Written problem: Make an exact transcription of the material, leaving out all images.
[Start]
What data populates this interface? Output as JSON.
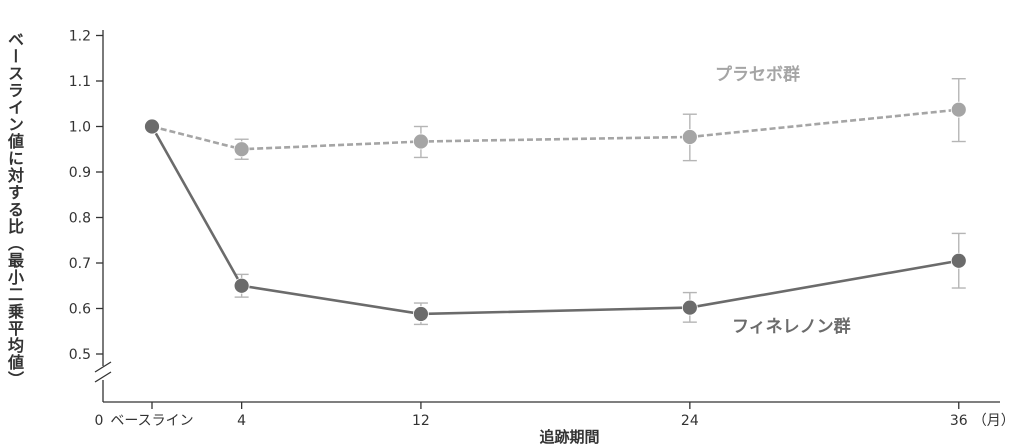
{
  "chart_data": {
    "type": "line",
    "xlabel": "追跡期間",
    "ylabel": "ベースライン値に対する比（最小二乗平均値）",
    "x_origin_label": "0",
    "x_unit_label": "（月）",
    "categories": [
      "ベースライン",
      "4",
      "12",
      "24",
      "36"
    ],
    "x": [
      0,
      4,
      12,
      24,
      36
    ],
    "ylim": [
      0.5,
      1.2
    ],
    "yticks": [
      "0.5",
      "0.6",
      "0.7",
      "0.8",
      "0.9",
      "1.0",
      "1.1",
      "1.2"
    ],
    "axis_break": true,
    "grid": false,
    "series": [
      {
        "name": "プラセボ群",
        "style": "dashed",
        "color": "#a5a5a5",
        "values": [
          1.0,
          0.95,
          0.967,
          0.977,
          1.037
        ],
        "error_low": [
          null,
          0.928,
          0.932,
          0.925,
          0.967
        ],
        "error_high": [
          null,
          0.972,
          1.0,
          1.027,
          1.105
        ]
      },
      {
        "name": "フィネレノン群",
        "style": "solid",
        "color": "#6b6b6b",
        "values": [
          1.0,
          0.65,
          0.588,
          0.602,
          0.705
        ],
        "error_low": [
          null,
          0.625,
          0.565,
          0.57,
          0.645
        ],
        "error_high": [
          null,
          0.675,
          0.612,
          0.635,
          0.765
        ]
      }
    ]
  }
}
[End]
Answer for this exercise:
What data populates this interface? Output as JSON.
{
  "chart_data": {
    "type": "line",
    "xlabel": "追跡期間",
    "ylabel": "ベースライン値に対する比（最小二乗平均値）",
    "x_origin_label": "0",
    "x_unit_label": "（月）",
    "categories": [
      "ベースライン",
      "4",
      "12",
      "24",
      "36"
    ],
    "x": [
      0,
      4,
      12,
      24,
      36
    ],
    "ylim": [
      0.5,
      1.2
    ],
    "yticks": [
      "0.5",
      "0.6",
      "0.7",
      "0.8",
      "0.9",
      "1.0",
      "1.1",
      "1.2"
    ],
    "axis_break": true,
    "grid": false,
    "series": [
      {
        "name": "プラセボ群",
        "style": "dashed",
        "color": "#a5a5a5",
        "values": [
          1.0,
          0.95,
          0.967,
          0.977,
          1.037
        ],
        "error_low": [
          null,
          0.928,
          0.932,
          0.925,
          0.967
        ],
        "error_high": [
          null,
          0.972,
          1.0,
          1.027,
          1.105
        ]
      },
      {
        "name": "フィネレノン群",
        "style": "solid",
        "color": "#6b6b6b",
        "values": [
          1.0,
          0.65,
          0.588,
          0.602,
          0.705
        ],
        "error_low": [
          null,
          0.625,
          0.565,
          0.57,
          0.645
        ],
        "error_high": [
          null,
          0.675,
          0.612,
          0.635,
          0.765
        ]
      }
    ]
  }
}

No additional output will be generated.